### To do
a) In the article on the spotted lanternfly, what position does Alan Cattabriga hold?
b) Retype the part of the spotted lanternfly article starting at "You don’t have" and ending at "cares to remember.", keeping every character unchanged.

### Document text
==========
You don’t have to tell Alan Cattabriga that the invasive spotted lanternfly is a real pain. The senior manager at Millikan Nursery in Chichester has been out in the rain looking for the nasty bugs’ egg masses on imported plants more times than he cares to remember.
“We spend an incredible amount of time doing this,” he said. “It’s hard to look for them when it’s raining out, when it snows out. … We’ll unload the truck, and if it’s one of those freak snowstorms, we’ll wait until the next day, but it’s got to be done.”
State entomologist Piera Siegert sent me to Millikan Nursery because she says they’re doing it right: When they buy trees, shrubs and other nursery stock from places where the lanternfly is established, they take the time to look for and remove the egg masses.
I’ve been in Philadelphia, near ground zero for the infestation of a bug that can devastate many species of plants, and I can testify that spotting those masses is not easy. I can’t believe some of them haven’t snuck through, especially since not all nurseries are so scrupulous. But I am happy to report that Siegert says: “We have found no evidence of established spotted lanternfly in New Hampshire.”
==========
(Source data)

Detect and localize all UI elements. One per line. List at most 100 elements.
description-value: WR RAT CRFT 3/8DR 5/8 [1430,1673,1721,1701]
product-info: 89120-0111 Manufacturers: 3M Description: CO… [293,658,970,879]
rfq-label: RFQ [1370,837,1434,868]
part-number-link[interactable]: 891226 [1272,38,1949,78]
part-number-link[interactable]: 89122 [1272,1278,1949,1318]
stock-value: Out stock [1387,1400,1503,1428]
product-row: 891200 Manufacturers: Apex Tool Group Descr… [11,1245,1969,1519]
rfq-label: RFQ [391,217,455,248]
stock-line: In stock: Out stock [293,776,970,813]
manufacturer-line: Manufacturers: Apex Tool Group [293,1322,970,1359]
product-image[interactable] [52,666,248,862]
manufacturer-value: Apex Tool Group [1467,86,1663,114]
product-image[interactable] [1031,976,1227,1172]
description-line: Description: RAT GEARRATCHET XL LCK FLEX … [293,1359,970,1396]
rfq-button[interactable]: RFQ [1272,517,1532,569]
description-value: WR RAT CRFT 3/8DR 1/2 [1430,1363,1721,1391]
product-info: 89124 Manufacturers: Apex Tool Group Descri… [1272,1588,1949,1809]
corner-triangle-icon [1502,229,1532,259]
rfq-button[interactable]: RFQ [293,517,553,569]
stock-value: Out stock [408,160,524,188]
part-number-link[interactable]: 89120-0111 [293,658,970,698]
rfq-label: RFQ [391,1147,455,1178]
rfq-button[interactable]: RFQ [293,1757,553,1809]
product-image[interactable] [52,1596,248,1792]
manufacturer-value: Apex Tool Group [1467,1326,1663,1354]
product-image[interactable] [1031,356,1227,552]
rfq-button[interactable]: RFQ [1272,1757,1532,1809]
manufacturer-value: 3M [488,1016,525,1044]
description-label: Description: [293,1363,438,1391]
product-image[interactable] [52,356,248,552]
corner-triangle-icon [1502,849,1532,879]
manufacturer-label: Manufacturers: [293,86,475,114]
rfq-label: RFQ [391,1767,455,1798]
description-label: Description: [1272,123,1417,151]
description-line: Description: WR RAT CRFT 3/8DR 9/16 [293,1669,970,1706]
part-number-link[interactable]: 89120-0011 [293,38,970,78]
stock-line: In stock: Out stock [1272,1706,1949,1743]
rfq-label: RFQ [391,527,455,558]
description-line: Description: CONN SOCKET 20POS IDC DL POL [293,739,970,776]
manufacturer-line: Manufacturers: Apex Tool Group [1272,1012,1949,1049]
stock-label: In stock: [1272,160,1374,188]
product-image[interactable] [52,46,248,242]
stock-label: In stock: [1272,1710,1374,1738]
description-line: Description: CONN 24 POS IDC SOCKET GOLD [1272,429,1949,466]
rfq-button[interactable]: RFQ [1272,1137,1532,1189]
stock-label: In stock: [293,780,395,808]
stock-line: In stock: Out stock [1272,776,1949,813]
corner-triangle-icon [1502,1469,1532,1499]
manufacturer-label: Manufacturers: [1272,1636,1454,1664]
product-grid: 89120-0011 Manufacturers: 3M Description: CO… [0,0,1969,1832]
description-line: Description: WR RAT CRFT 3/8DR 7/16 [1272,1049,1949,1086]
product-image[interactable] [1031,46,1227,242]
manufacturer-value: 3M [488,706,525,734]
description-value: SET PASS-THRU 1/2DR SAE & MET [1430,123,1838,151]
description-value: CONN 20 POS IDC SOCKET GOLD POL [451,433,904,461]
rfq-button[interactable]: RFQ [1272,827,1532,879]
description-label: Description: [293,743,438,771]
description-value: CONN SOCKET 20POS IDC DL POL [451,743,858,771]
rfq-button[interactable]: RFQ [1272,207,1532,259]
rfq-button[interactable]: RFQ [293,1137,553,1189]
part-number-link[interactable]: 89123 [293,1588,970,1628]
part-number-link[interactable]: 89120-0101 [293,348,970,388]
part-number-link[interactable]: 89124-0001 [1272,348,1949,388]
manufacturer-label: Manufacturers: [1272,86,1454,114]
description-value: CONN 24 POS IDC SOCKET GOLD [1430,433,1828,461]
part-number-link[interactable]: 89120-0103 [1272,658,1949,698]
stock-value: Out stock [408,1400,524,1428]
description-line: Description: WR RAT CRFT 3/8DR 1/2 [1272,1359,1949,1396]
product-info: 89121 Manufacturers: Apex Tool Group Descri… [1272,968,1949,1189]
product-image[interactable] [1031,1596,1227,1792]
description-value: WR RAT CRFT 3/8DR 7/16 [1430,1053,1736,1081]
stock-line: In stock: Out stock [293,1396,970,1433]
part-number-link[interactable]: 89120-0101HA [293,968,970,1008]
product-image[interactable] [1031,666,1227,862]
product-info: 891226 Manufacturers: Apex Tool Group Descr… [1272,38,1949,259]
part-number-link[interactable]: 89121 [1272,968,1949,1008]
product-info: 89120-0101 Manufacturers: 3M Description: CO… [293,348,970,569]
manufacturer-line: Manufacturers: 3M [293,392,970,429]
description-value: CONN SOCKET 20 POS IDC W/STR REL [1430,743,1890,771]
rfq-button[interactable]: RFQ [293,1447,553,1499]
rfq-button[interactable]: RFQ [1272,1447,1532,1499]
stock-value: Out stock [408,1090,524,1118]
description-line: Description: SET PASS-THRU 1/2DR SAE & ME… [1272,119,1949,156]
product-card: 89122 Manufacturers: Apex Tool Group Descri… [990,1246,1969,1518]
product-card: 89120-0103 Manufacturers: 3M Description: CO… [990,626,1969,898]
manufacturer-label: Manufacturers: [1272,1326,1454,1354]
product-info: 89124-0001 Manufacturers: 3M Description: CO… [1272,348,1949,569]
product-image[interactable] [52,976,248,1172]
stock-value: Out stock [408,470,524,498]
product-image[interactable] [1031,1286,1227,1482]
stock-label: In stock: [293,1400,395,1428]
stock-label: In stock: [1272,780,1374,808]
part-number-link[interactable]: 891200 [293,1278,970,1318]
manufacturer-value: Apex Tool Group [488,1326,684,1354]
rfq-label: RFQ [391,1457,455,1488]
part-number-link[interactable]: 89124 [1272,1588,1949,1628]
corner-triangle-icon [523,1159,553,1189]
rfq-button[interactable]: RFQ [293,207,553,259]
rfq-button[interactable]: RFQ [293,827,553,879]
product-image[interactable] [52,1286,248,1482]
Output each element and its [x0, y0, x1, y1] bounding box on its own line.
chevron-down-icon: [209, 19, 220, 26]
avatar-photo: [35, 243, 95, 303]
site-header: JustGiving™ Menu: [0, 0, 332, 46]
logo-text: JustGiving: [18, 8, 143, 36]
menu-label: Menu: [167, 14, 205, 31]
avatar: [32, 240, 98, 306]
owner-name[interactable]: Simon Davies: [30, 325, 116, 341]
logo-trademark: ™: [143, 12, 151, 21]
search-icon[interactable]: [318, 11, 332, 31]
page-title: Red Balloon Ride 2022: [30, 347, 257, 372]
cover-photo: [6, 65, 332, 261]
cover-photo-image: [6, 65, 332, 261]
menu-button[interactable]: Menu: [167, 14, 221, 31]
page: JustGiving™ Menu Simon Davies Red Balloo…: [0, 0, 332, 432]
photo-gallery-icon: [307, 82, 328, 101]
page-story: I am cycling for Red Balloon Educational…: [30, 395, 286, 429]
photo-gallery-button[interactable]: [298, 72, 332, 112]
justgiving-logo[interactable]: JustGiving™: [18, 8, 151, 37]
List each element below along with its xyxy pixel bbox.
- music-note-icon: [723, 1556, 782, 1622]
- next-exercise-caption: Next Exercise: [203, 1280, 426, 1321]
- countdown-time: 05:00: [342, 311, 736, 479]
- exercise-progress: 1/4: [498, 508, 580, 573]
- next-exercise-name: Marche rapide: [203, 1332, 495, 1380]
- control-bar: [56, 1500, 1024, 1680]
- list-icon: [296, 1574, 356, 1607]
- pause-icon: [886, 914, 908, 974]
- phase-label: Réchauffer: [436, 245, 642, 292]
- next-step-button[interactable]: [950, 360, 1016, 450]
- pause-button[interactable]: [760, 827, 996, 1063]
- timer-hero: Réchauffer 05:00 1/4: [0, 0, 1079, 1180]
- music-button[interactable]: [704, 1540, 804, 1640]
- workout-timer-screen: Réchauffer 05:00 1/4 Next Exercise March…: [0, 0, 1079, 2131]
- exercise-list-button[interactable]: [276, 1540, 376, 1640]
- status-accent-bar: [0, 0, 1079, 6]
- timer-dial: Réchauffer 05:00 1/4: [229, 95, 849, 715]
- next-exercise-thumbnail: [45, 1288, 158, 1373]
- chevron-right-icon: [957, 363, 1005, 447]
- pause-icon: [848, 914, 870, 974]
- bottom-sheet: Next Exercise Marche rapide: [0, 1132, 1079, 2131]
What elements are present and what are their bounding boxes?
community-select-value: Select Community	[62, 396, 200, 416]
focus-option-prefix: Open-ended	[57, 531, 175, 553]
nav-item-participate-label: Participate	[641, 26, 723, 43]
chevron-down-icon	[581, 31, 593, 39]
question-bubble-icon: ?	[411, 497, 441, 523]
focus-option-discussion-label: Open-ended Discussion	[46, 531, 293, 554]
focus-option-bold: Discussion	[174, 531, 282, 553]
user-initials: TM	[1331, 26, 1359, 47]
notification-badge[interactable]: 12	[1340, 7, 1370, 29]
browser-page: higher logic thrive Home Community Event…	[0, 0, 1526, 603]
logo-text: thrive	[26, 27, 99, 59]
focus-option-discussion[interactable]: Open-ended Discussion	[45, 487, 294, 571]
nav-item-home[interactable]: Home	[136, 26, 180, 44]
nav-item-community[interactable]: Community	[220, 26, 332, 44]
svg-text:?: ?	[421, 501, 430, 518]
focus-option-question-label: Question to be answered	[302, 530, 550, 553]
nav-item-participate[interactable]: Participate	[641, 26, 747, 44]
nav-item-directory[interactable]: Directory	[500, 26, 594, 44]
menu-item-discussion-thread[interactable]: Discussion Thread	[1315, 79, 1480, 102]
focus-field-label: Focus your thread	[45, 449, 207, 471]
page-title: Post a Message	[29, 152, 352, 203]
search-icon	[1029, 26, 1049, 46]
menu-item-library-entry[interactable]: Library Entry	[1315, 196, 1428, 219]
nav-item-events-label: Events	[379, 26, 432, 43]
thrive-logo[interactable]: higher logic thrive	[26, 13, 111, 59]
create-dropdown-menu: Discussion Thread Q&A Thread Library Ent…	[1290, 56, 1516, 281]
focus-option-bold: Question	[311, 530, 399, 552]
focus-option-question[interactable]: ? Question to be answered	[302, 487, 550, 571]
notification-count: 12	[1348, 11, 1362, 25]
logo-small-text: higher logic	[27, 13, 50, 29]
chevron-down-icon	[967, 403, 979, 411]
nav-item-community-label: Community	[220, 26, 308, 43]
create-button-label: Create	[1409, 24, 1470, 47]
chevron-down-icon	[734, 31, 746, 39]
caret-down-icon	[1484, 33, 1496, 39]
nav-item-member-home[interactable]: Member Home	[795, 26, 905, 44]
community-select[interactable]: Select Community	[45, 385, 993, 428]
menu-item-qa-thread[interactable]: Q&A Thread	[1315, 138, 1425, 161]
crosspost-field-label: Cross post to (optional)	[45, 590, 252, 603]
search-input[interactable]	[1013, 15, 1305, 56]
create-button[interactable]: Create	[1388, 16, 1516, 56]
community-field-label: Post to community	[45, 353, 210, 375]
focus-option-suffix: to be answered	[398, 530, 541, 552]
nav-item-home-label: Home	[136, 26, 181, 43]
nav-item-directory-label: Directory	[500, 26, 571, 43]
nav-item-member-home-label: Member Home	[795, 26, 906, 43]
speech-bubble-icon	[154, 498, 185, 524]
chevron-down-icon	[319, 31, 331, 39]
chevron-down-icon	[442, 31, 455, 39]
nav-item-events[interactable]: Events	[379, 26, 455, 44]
==========
### Your written answers
a) He is the senior manager at Millikan Nursery in Chichester.

b)
You don’t have to tell Alan Cattabriga that the invasive spotted lanternfly is a real pain. The senior manager at Millikan Nursery in Chichester has been out in the rain looking for the nasty bugs’ egg masses on imported plants more times than he cares to remember.